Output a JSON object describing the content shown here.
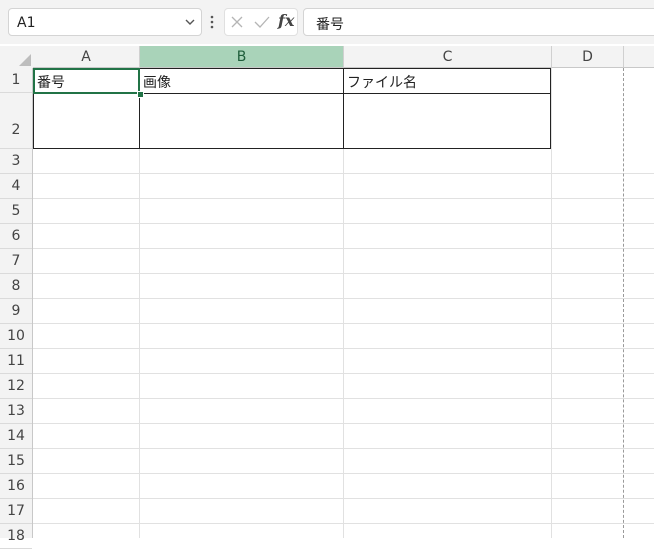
{
  "formula_bar": {
    "name_box": "A1",
    "fx_label": "fx",
    "formula_value": "番号"
  },
  "columns": [
    "A",
    "B",
    "C",
    "D"
  ],
  "selected_column": "B",
  "rows": [
    "1",
    "2",
    "3",
    "4",
    "5",
    "6",
    "7",
    "8",
    "9",
    "10",
    "11",
    "12",
    "13",
    "14",
    "15",
    "16",
    "17",
    "18"
  ],
  "cells": {
    "A1": "番号",
    "B1": "画像",
    "C1": "ファイル名"
  },
  "colors": {
    "accent": "#217346",
    "selected_header": "#a9d3b9"
  }
}
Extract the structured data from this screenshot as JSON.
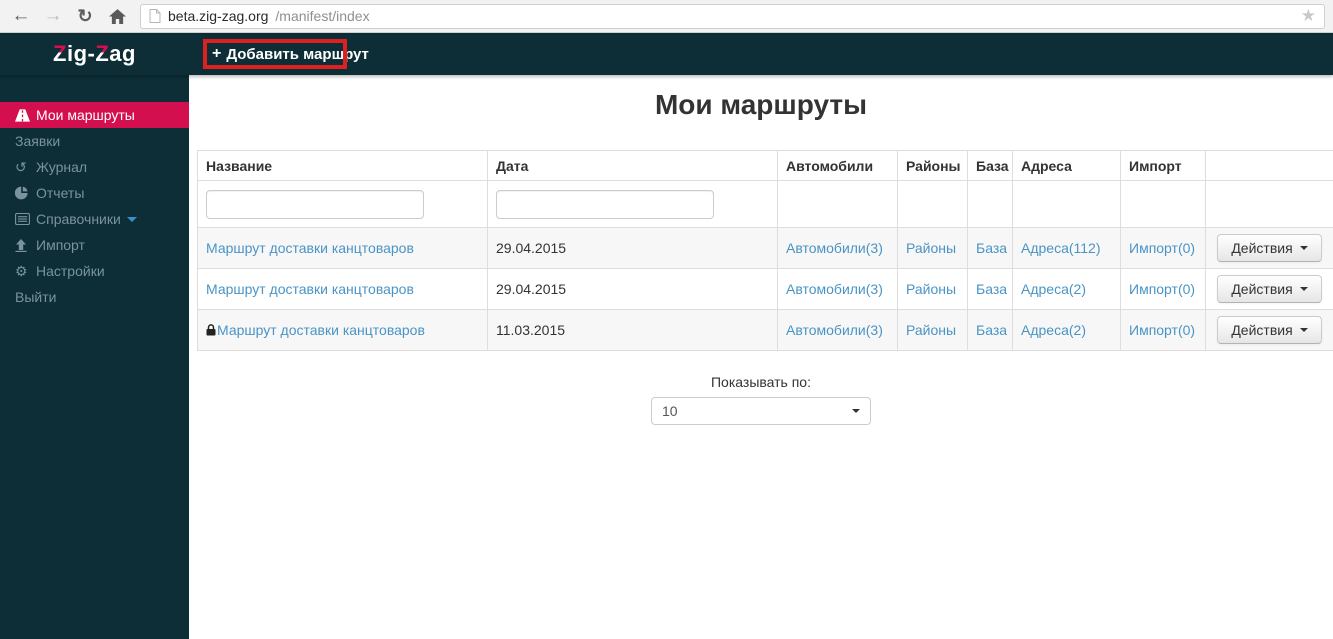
{
  "browser": {
    "back_glyph": "←",
    "forward_glyph": "→",
    "reload_glyph": "↻",
    "url_host": "beta.zig-zag.org",
    "url_path": "/manifest/index",
    "star_glyph": "★"
  },
  "header": {
    "logo_z1": "Z",
    "logo_r1": "ig-",
    "logo_z2": "Z",
    "logo_r2": "ag",
    "add_plus": "+",
    "add_label": "Добавить маршрут"
  },
  "sidebar": {
    "items": [
      {
        "label": "Мои маршруты",
        "icon": "road-icon",
        "active": true
      },
      {
        "label": "Заявки"
      },
      {
        "label": "Журнал",
        "icon": "history-icon",
        "glyph": "↺"
      },
      {
        "label": "Отчеты",
        "icon": "pie-chart-icon"
      },
      {
        "label": "Справочники",
        "icon": "list-icon",
        "has_caret": true
      },
      {
        "label": "Импорт",
        "icon": "upload-icon"
      },
      {
        "label": "Настройки",
        "icon": "gear-icon",
        "glyph": "⚙"
      },
      {
        "label": "Выйти"
      }
    ]
  },
  "main": {
    "title": "Мои маршруты",
    "table": {
      "headers": {
        "name": "Название",
        "date": "Дата",
        "cars": "Автомобили",
        "districts": "Районы",
        "base": "База",
        "addresses": "Адреса",
        "import": "Импорт"
      },
      "rows": [
        {
          "name": "Маршрут доставки канцтоваров",
          "locked": false,
          "date": "29.04.2015",
          "cars": "Автомобили(3)",
          "districts": "Районы",
          "base": "База",
          "addresses": "Адреса(112)",
          "import": "Импорт(0)",
          "actions": "Действия"
        },
        {
          "name": "Маршрут доставки канцтоваров",
          "locked": false,
          "date": "29.04.2015",
          "cars": "Автомобили(3)",
          "districts": "Районы",
          "base": "База",
          "addresses": "Адреса(2)",
          "import": "Импорт(0)",
          "actions": "Действия"
        },
        {
          "name": "Маршрут доставки канцтоваров",
          "locked": true,
          "date": "11.03.2015",
          "cars": "Автомобили(3)",
          "districts": "Районы",
          "base": "База",
          "addresses": "Адреса(2)",
          "import": "Импорт(0)",
          "actions": "Действия"
        }
      ]
    },
    "pagination": {
      "label": "Показывать по:",
      "page_size": "10"
    }
  },
  "colors": {
    "topbar_teal": "#0d2e36",
    "accent_crimson": "#d30f4f",
    "link_blue": "#4a94c5",
    "annotation_red": "#dd2121"
  }
}
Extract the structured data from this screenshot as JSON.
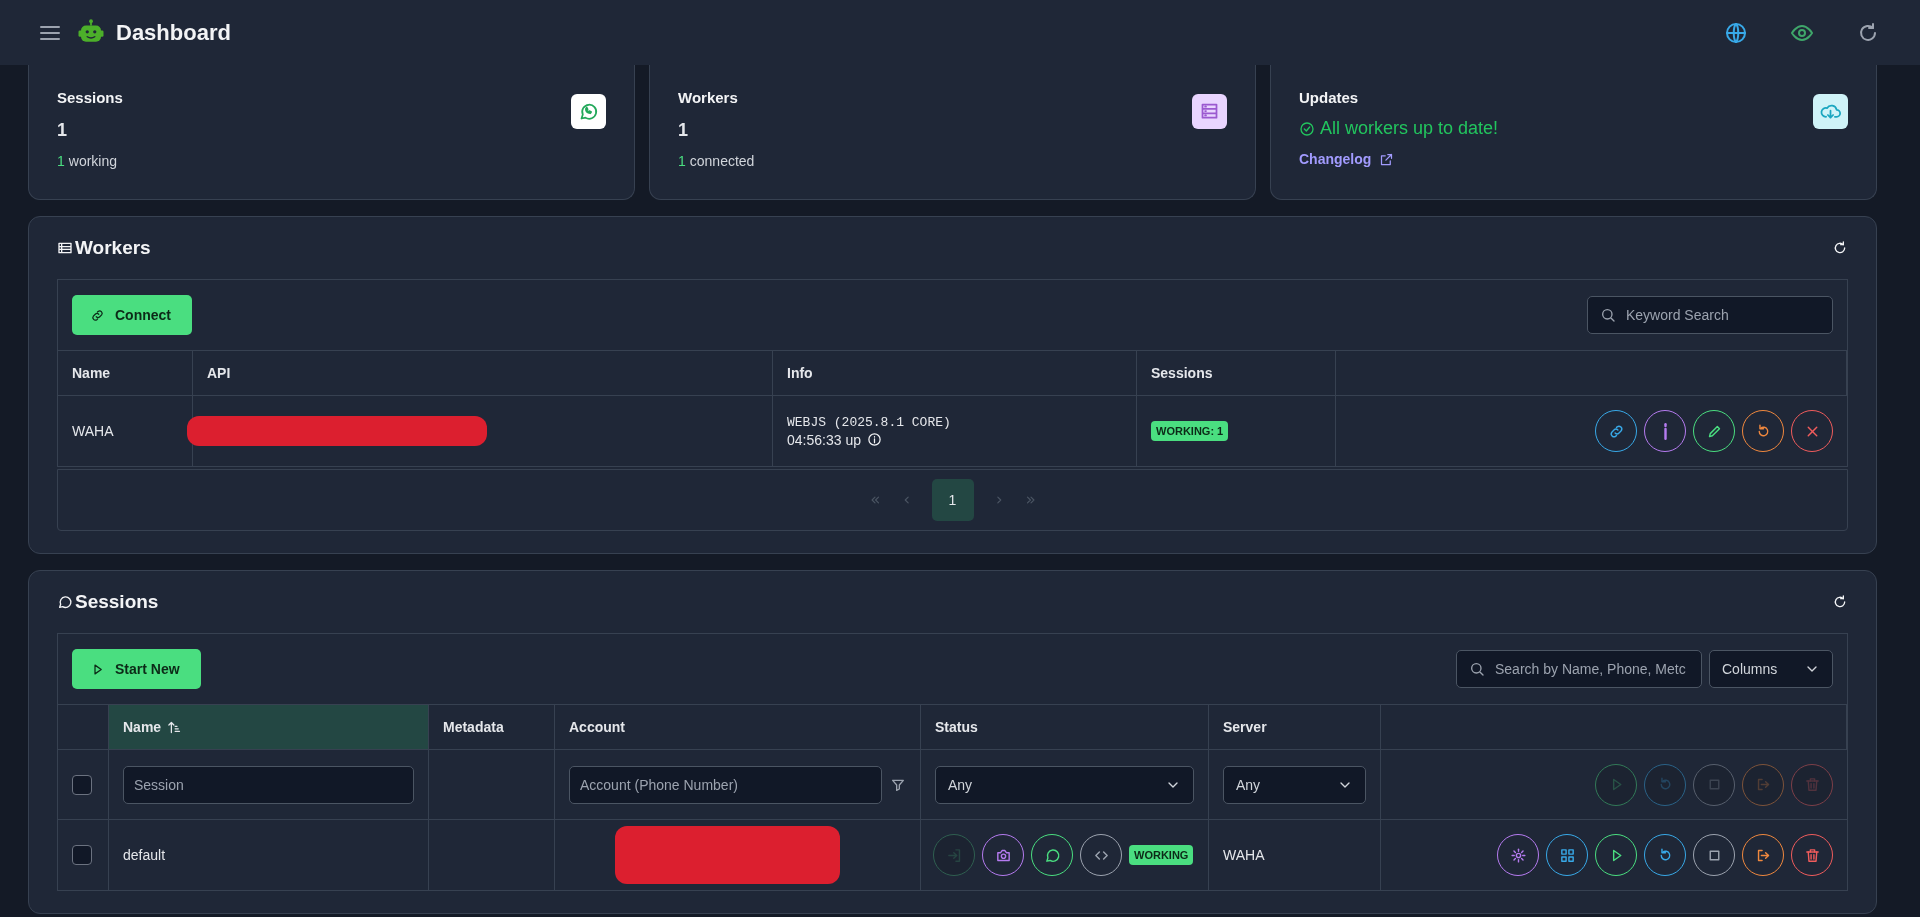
{
  "header": {
    "title": "Dashboard",
    "actions": [
      {
        "kind": "globe"
      },
      {
        "kind": "eye"
      },
      {
        "kind": "refresh"
      }
    ]
  },
  "stats": [
    {
      "kind": "sessions",
      "title": "Sessions",
      "value": "1",
      "count": "1",
      "note": "working"
    },
    {
      "kind": "workers",
      "title": "Workers",
      "value": "1",
      "count": "1",
      "note": "connected"
    },
    {
      "kind": "updates",
      "title": "Updates",
      "status": "All workers up to date!",
      "link": "Changelog"
    }
  ],
  "workers": {
    "title": "Workers",
    "connect_button": "Connect",
    "search": {
      "placeholder": "Keyword Search"
    },
    "columns": [
      "Name",
      "API",
      "Info",
      "Sessions"
    ],
    "rows": [
      {
        "name": "WAHA",
        "api_redacted": true,
        "engine": "WEBJS (2025.8.1 CORE)",
        "uptime": "04:56:33 up",
        "sessions_badge": "WORKING: 1",
        "actions": [
          {
            "kind": "link",
            "color": "#38a9e8"
          },
          {
            "kind": "info",
            "color": "#b57bf0"
          },
          {
            "kind": "edit",
            "color": "#4ade80"
          },
          {
            "kind": "restart",
            "color": "#f0883e"
          },
          {
            "kind": "close",
            "color": "#f05c5c"
          }
        ]
      }
    ],
    "pages": [
      {
        "label": "1",
        "selected": true
      }
    ]
  },
  "sessions": {
    "title": "Sessions",
    "start_button": "Start New",
    "search": {
      "placeholder": "Search by Name, Phone, Metc"
    },
    "columns_button": "Columns",
    "columns": [
      {
        "label": "Name",
        "sorted": true
      },
      {
        "label": "Metadata",
        "sorted": false
      },
      {
        "label": "Account",
        "sorted": false
      },
      {
        "label": "Status",
        "sorted": false
      },
      {
        "label": "Server",
        "sorted": false
      }
    ],
    "filters": {
      "checked": false,
      "session": {
        "placeholder": "Session"
      },
      "account": {
        "placeholder": "Account (Phone Number)"
      },
      "status": {
        "value": "Any"
      },
      "server": {
        "value": "Any"
      },
      "actions": [
        {
          "kind": "play",
          "color": "#327958",
          "disabled": true
        },
        {
          "kind": "restart",
          "color": "#2a6287",
          "disabled": true
        },
        {
          "kind": "stop",
          "color": "#575f6d",
          "disabled": true
        },
        {
          "kind": "logout",
          "color": "#7d533a",
          "disabled": true
        },
        {
          "kind": "trash",
          "color": "#7d3f48",
          "disabled": true
        }
      ]
    },
    "rows": [
      {
        "checked": false,
        "name": "default",
        "account_redacted": true,
        "status": "WORKING",
        "server": "WAHA",
        "status_actions": [
          {
            "kind": "login",
            "color": "#2f5f50",
            "disabled": true
          },
          {
            "kind": "camera",
            "color": "#b57bf0",
            "disabled": false
          },
          {
            "kind": "chat",
            "color": "#4ade80",
            "disabled": false
          },
          {
            "kind": "code",
            "color": "#9ca3af",
            "disabled": false
          }
        ],
        "actions": [
          {
            "kind": "gear",
            "color": "#b57bf0",
            "disabled": false
          },
          {
            "kind": "grid",
            "color": "#38a9e8",
            "disabled": false
          },
          {
            "kind": "play",
            "color": "#4ade80",
            "disabled": false
          },
          {
            "kind": "restart",
            "color": "#38a9e8",
            "disabled": false
          },
          {
            "kind": "stop",
            "color": "#9ca3af",
            "disabled": false
          },
          {
            "kind": "logout",
            "color": "#f0883e",
            "disabled": false
          },
          {
            "kind": "trash",
            "color": "#f05c5c",
            "disabled": false
          }
        ]
      }
    ]
  }
}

..............................

Reproduce the material word for word, minus the images.

## Answer in full
Output a JSON object describing the content shown here.
{
  "formula_bar": {
    "name_box": "A1",
    "fx_label": "fx",
    "formula_value": "番号"
  },
  "columns": [
    "A",
    "B",
    "C",
    "D"
  ],
  "selected_column": "B",
  "rows": [
    "1",
    "2",
    "3",
    "4",
    "5",
    "6",
    "7",
    "8",
    "9",
    "10",
    "11",
    "12",
    "13",
    "14",
    "15",
    "16",
    "17",
    "18"
  ],
  "cells": {
    "A1": "番号",
    "B1": "画像",
    "C1": "ファイル名"
  },
  "colors": {
    "accent": "#217346",
    "selected_header": "#a9d3b9"
  }
}
Extract the structured data from this screenshot as JSON.
{
  "browser": {
    "back_glyph": "←",
    "forward_glyph": "→",
    "reload_glyph": "↻",
    "url_host": "beta.zig-zag.org",
    "url_path": "/manifest/index",
    "star_glyph": "★"
  },
  "header": {
    "logo_z1": "Z",
    "logo_r1": "ig-",
    "logo_z2": "Z",
    "logo_r2": "ag",
    "add_plus": "+",
    "add_label": "Добавить маршрут"
  },
  "sidebar": {
    "items": [
      {
        "label": "Мои маршруты",
        "icon": "road-icon",
        "active": true
      },
      {
        "label": "Заявки"
      },
      {
        "label": "Журнал",
        "icon": "history-icon",
        "glyph": "↺"
      },
      {
        "label": "Отчеты",
        "icon": "pie-chart-icon"
      },
      {
        "label": "Справочники",
        "icon": "list-icon",
        "has_caret": true
      },
      {
        "label": "Импорт",
        "icon": "upload-icon"
      },
      {
        "label": "Настройки",
        "icon": "gear-icon",
        "glyph": "⚙"
      },
      {
        "label": "Выйти"
      }
    ]
  },
  "main": {
    "title": "Мои маршруты",
    "table": {
      "headers": {
        "name": "Название",
        "date": "Дата",
        "cars": "Автомобили",
        "districts": "Районы",
        "base": "База",
        "addresses": "Адреса",
        "import": "Импорт"
      },
      "rows": [
        {
          "name": "Маршрут доставки канцтоваров",
          "locked": false,
          "date": "29.04.2015",
          "cars": "Автомобили(3)",
          "districts": "Районы",
          "base": "База",
          "addresses": "Адреса(112)",
          "import": "Импорт(0)",
          "actions": "Действия"
        },
        {
          "name": "Маршрут доставки канцтоваров",
          "locked": false,
          "date": "29.04.2015",
          "cars": "Автомобили(3)",
          "districts": "Районы",
          "base": "База",
          "addresses": "Адреса(2)",
          "import": "Импорт(0)",
          "actions": "Действия"
        },
        {
          "name": "Маршрут доставки канцтоваров",
          "locked": true,
          "date": "11.03.2015",
          "cars": "Автомобили(3)",
          "districts": "Районы",
          "base": "База",
          "addresses": "Адреса(2)",
          "import": "Импорт(0)",
          "actions": "Действия"
        }
      ]
    },
    "pagination": {
      "label": "Показывать по:",
      "page_size": "10"
    }
  },
  "colors": {
    "topbar_teal": "#0d2e36",
    "accent_crimson": "#d30f4f",
    "link_blue": "#4a94c5",
    "annotation_red": "#dd2121"
  }
}
Extract the structured data from this screenshot as JSON.
{
  "header": {
    "title": "Dashboard",
    "actions": [
      {
        "kind": "globe"
      },
      {
        "kind": "eye"
      },
      {
        "kind": "refresh"
      }
    ]
  },
  "stats": [
    {
      "kind": "sessions",
      "title": "Sessions",
      "value": "1",
      "count": "1",
      "note": "working"
    },
    {
      "kind": "workers",
      "title": "Workers",
      "value": "1",
      "count": "1",
      "note": "connected"
    },
    {
      "kind": "updates",
      "title": "Updates",
      "status": "All workers up to date!",
      "link": "Changelog"
    }
  ],
  "workers": {
    "title": "Workers",
    "connect_button": "Connect",
    "search": {
      "placeholder": "Keyword Search"
    },
    "columns": [
      "Name",
      "API",
      "Info",
      "Sessions"
    ],
    "rows": [
      {
        "name": "WAHA",
        "api_redacted": true,
        "engine": "WEBJS (2025.8.1 CORE)",
        "uptime": "04:56:33 up",
        "sessions_badge": "WORKING: 1",
        "actions": [
          {
            "kind": "link",
            "color": "#38a9e8"
          },
          {
            "kind": "info",
            "color": "#b57bf0"
          },
          {
            "kind": "edit",
            "color": "#4ade80"
          },
          {
            "kind": "restart",
            "color": "#f0883e"
          },
          {
            "kind": "close",
            "color": "#f05c5c"
          }
        ]
      }
    ],
    "pages": [
      {
        "label": "1",
        "selected": true
      }
    ]
  },
  "sessions": {
    "title": "Sessions",
    "start_button": "Start New",
    "search": {
      "placeholder": "Search by Name, Phone, Metc"
    },
    "columns_button": "Columns",
    "columns": [
      {
        "label": "Name",
        "sorted": true
      },
      {
        "label": "Metadata",
        "sorted": false
      },
      {
        "label": "Account",
        "sorted": false
      },
      {
        "label": "Status",
        "sorted": false
      },
      {
        "label": "Server",
        "sorted": false
      }
    ],
    "filters": {
      "checked": false,
      "session": {
        "placeholder": "Session"
      },
      "account": {
        "placeholder": "Account (Phone Number)"
      },
      "status": {
        "value": "Any"
      },
      "server": {
        "value": "Any"
      },
      "actions": [
        {
          "kind": "play",
          "color": "#327958",
          "disabled": true
        },
        {
          "kind": "restart",
          "color": "#2a6287",
          "disabled": true
        },
        {
          "kind": "stop",
          "color": "#575f6d",
          "disabled": true
        },
        {
          "kind": "logout",
          "color": "#7d533a",
          "disabled": true
        },
        {
          "kind": "trash",
          "color": "#7d3f48",
          "disabled": true
        }
      ]
    },
    "rows": [
      {
        "checked": false,
        "name": "default",
        "account_redacted": true,
        "status": "WORKING",
        "server": "WAHA",
        "status_actions": [
          {
            "kind": "login",
            "color": "#2f5f50",
            "disabled": true
          },
          {
            "kind": "camera",
            "color": "#b57bf0",
            "disabled": false
          },
          {
            "kind": "chat",
            "color": "#4ade80",
            "disabled": false
          },
          {
            "kind": "code",
            "color": "#9ca3af",
            "disabled": false
          }
        ],
        "actions": [
          {
            "kind": "gear",
            "color": "#b57bf0",
            "disabled": false
          },
          {
            "kind": "grid",
            "color": "#38a9e8",
            "disabled": false
          },
          {
            "kind": "play",
            "color": "#4ade80",
            "disabled": false
          },
          {
            "kind": "restart",
            "color": "#38a9e8",
            "disabled": false
          },
          {
            "kind": "stop",
            "color": "#9ca3af",
            "disabled": false
          },
          {
            "kind": "logout",
            "color": "#f0883e",
            "disabled": false
          },
          {
            "kind": "trash",
            "color": "#f05c5c",
            "disabled": false
          }
        ]
      }
    ]
  }
}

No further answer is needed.